[start of Data records]

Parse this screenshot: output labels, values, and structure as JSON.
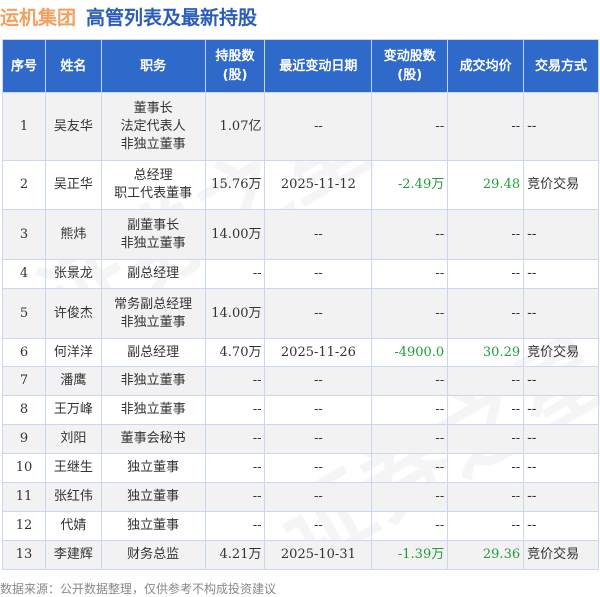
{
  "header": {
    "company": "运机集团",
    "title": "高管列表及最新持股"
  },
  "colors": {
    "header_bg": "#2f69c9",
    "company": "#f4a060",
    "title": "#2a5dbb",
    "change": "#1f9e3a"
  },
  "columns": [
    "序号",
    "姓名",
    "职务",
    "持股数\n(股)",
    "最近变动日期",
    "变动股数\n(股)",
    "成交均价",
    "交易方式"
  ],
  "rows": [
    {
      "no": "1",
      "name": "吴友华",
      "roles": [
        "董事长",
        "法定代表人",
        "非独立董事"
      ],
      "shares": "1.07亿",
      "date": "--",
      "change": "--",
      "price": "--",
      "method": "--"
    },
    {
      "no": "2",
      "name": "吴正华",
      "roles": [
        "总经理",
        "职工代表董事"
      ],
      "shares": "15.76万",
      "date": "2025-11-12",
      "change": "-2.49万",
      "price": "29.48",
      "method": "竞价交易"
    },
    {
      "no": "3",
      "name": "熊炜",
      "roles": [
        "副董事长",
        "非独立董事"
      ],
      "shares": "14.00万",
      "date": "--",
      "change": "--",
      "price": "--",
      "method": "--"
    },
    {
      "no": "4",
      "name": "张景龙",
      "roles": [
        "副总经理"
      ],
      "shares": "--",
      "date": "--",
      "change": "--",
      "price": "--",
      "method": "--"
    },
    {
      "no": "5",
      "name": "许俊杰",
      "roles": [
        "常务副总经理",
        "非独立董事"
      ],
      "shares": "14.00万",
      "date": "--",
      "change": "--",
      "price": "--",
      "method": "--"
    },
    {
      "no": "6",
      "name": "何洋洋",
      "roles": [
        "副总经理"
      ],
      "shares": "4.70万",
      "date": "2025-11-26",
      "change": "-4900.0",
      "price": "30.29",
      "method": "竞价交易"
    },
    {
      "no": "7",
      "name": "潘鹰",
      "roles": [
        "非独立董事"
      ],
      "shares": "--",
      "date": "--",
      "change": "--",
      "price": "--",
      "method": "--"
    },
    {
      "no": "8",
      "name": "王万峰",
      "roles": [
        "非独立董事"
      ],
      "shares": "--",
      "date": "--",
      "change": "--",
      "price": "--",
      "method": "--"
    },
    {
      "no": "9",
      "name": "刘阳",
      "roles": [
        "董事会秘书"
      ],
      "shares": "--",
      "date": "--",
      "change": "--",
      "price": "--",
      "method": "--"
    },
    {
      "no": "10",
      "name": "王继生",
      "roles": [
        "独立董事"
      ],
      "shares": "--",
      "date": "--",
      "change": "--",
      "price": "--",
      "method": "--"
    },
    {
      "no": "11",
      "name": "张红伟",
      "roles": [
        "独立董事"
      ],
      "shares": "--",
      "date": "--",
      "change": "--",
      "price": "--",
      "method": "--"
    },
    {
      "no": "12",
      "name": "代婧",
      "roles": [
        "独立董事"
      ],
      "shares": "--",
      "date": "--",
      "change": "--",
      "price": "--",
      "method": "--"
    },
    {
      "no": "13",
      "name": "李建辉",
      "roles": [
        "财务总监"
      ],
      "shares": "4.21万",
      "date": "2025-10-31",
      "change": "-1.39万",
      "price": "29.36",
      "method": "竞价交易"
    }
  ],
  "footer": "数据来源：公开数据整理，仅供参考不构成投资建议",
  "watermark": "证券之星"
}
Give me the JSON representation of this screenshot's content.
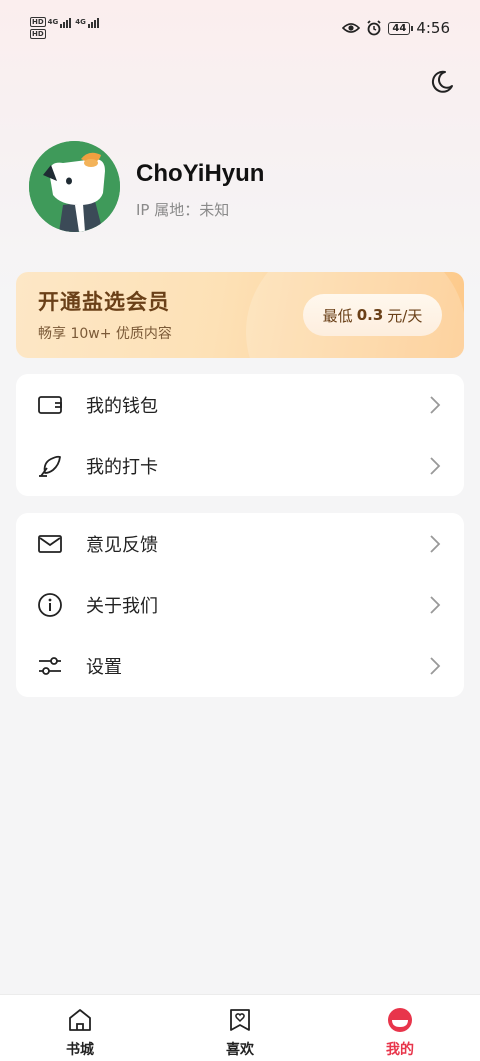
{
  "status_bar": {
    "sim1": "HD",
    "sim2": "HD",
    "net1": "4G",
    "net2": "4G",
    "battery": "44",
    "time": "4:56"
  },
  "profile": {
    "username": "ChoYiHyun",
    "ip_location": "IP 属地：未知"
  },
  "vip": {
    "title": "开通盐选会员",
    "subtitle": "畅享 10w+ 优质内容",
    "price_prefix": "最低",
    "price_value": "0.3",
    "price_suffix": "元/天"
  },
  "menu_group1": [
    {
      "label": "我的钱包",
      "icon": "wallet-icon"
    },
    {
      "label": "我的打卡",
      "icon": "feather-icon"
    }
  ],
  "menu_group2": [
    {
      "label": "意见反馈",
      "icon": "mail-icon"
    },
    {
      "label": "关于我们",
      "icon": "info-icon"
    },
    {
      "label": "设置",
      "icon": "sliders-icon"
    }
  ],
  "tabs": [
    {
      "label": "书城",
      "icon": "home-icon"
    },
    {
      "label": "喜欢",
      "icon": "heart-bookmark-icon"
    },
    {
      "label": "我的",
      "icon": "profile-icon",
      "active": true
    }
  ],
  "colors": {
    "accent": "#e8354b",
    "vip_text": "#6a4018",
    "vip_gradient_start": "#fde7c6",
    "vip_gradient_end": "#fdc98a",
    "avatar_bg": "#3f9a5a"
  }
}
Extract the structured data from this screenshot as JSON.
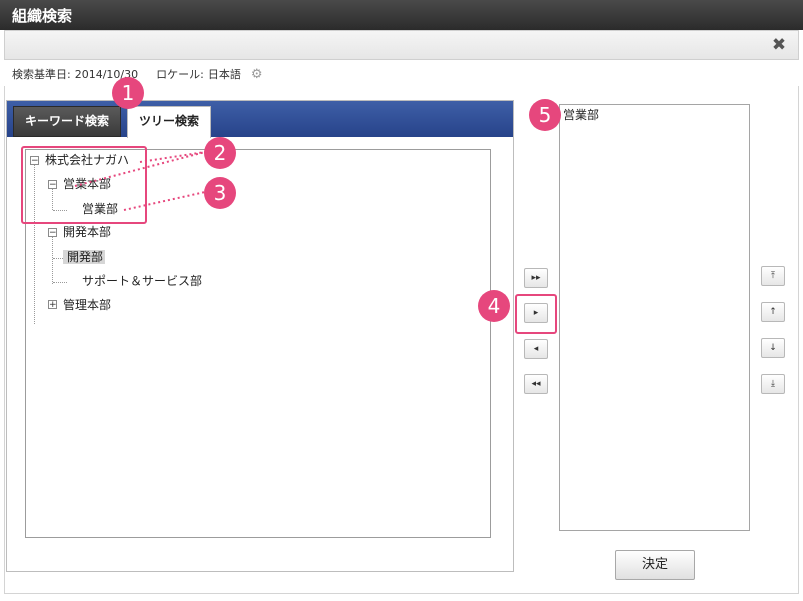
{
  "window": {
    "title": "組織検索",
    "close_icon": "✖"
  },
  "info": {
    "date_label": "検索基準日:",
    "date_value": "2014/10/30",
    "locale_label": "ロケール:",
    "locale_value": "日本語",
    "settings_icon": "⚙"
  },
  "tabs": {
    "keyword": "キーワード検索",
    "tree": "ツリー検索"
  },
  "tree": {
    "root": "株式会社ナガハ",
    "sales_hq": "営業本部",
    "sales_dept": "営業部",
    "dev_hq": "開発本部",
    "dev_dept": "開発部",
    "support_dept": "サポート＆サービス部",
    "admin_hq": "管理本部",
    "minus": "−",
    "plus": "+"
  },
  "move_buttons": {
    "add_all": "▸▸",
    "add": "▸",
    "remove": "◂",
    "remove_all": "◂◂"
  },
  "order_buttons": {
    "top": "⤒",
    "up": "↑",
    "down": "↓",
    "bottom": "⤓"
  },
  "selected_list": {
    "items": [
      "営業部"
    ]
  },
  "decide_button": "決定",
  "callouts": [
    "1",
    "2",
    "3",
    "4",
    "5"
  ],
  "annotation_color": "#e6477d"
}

[end of Data records]

=== Requirement ===
Search the data above for the string "this" and return every line that has it.

=== Exercise answer ===
Parse this screenshot: output labels, values, and structure as JSON.
Give me the JSON representation of this screenshot's content.
Extract the structured data from this screenshot as JSON.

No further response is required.